-------- DATASET ROWS

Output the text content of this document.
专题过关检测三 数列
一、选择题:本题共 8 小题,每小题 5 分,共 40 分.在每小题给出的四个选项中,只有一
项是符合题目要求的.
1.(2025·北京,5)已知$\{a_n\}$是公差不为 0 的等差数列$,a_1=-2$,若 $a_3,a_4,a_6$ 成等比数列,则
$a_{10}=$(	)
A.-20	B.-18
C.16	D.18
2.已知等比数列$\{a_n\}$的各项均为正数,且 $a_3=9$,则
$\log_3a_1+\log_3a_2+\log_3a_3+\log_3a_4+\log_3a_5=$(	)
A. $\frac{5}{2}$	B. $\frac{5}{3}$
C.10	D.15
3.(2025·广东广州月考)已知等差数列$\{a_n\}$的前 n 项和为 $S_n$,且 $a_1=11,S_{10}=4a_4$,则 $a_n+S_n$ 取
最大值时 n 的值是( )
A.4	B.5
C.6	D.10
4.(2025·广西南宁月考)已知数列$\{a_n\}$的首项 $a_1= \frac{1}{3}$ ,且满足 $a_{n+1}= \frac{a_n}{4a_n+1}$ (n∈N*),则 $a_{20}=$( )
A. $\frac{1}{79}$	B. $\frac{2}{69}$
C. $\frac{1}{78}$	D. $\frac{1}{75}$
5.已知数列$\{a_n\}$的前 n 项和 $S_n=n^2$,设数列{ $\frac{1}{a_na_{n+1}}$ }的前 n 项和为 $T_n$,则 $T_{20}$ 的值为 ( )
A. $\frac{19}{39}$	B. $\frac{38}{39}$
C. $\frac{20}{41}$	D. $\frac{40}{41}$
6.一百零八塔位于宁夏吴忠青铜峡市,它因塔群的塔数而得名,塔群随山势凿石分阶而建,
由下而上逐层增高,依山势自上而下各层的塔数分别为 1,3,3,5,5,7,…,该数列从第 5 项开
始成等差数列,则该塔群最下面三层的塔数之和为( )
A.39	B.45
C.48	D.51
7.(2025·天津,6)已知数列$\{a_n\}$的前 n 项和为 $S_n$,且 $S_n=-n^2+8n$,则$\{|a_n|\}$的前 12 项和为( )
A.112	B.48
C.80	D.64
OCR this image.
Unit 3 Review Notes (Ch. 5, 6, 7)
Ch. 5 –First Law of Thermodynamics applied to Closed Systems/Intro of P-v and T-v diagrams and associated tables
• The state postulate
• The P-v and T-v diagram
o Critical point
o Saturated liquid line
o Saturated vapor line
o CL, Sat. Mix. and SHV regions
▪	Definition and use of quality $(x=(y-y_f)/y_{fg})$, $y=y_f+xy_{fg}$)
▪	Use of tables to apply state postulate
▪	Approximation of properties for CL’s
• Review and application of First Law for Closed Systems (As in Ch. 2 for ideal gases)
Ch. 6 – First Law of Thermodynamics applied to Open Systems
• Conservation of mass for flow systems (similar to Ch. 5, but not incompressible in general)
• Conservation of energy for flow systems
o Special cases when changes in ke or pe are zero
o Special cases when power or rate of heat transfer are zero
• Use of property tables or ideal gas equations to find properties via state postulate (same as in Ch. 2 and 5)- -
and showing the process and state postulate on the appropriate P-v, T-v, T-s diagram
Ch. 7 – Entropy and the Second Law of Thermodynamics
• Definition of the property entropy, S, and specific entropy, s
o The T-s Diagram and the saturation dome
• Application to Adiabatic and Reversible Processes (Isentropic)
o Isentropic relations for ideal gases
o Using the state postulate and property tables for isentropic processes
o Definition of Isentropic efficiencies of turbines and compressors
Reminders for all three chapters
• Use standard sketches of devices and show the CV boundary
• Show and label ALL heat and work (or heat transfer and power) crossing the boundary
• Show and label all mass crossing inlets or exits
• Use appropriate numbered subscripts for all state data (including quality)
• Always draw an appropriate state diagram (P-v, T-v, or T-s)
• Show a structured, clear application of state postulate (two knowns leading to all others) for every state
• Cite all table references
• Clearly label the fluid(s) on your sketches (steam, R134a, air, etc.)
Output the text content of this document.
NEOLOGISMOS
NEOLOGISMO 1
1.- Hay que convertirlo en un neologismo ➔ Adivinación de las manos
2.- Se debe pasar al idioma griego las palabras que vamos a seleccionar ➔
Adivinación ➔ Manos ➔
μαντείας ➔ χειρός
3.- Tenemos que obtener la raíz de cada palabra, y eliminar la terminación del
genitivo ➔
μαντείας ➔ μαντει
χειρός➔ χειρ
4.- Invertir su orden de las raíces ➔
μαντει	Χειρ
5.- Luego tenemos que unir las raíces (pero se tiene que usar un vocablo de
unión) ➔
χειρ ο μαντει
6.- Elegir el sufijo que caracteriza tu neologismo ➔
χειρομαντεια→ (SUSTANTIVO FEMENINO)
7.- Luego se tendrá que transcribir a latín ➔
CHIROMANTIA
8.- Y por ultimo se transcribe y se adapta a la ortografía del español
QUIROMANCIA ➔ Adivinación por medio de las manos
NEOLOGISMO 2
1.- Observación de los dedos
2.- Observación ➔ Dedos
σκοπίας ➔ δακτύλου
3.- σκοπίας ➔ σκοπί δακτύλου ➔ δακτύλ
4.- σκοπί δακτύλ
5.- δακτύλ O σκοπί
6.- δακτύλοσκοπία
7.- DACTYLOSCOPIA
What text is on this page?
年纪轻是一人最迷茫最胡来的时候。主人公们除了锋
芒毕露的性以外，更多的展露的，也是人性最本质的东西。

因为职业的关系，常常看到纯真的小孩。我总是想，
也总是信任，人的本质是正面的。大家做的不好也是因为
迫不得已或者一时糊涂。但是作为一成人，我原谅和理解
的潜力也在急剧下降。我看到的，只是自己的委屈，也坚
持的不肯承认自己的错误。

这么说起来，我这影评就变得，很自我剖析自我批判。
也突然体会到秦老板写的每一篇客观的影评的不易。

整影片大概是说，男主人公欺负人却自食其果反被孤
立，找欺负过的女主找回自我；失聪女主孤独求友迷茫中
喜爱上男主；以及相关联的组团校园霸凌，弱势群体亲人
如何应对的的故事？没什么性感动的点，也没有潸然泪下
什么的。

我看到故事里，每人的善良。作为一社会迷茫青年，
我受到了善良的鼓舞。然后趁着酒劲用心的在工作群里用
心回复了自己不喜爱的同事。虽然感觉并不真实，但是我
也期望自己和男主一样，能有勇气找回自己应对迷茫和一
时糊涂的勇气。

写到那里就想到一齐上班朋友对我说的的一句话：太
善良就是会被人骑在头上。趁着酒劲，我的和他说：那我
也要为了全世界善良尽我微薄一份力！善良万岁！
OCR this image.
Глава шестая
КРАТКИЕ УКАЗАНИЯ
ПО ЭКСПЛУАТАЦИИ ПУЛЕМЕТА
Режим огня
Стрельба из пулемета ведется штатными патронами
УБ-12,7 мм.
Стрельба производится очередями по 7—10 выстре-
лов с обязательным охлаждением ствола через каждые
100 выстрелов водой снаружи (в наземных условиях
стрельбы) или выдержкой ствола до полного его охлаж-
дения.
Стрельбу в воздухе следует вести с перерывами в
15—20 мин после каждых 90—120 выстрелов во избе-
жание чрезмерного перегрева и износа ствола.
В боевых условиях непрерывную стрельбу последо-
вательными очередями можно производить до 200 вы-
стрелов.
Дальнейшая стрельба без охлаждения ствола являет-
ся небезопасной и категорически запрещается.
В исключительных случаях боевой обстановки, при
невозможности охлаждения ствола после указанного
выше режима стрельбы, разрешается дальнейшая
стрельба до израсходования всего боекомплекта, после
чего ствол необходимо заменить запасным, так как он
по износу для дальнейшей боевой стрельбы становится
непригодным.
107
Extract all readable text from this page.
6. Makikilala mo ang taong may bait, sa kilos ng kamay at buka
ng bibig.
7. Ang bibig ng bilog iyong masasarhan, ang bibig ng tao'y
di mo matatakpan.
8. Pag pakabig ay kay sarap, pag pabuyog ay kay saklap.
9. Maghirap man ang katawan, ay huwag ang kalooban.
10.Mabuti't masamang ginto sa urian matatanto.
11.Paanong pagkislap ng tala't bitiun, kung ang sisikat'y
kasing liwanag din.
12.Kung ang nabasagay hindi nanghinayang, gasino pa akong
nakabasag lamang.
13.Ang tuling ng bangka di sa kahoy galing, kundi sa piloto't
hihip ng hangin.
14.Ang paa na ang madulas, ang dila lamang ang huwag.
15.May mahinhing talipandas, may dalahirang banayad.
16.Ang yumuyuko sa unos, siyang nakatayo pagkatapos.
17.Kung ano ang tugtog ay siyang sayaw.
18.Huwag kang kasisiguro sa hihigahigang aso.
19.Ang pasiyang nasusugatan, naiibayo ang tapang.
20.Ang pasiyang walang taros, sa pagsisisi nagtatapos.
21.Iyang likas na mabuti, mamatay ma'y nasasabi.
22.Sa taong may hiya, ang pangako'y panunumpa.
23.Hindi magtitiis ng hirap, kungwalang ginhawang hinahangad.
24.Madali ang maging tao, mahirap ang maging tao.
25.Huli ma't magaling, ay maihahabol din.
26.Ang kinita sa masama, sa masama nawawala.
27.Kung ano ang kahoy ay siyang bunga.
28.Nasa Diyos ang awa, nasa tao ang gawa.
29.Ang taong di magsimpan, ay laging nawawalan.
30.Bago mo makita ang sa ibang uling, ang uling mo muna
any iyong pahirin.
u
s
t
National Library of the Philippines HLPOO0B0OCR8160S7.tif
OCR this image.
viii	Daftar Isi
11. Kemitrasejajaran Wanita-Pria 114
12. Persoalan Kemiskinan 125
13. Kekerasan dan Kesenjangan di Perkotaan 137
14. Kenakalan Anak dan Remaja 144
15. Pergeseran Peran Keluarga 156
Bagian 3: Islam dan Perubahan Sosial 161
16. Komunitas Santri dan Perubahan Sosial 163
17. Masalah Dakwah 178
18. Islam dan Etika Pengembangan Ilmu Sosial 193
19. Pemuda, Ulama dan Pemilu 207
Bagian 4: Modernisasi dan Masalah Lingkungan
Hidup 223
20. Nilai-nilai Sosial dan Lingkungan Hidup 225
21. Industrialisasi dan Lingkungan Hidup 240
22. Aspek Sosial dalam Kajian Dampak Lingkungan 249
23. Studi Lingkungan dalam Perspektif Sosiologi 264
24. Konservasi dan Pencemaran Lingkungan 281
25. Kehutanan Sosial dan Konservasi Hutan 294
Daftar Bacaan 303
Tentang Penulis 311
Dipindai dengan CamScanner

----------------

→ SHORT PROBLEM: Lines that include the word "Special" — how many are there in the data? Answer with the number alone.

→ EXPECTED ANSWER: 2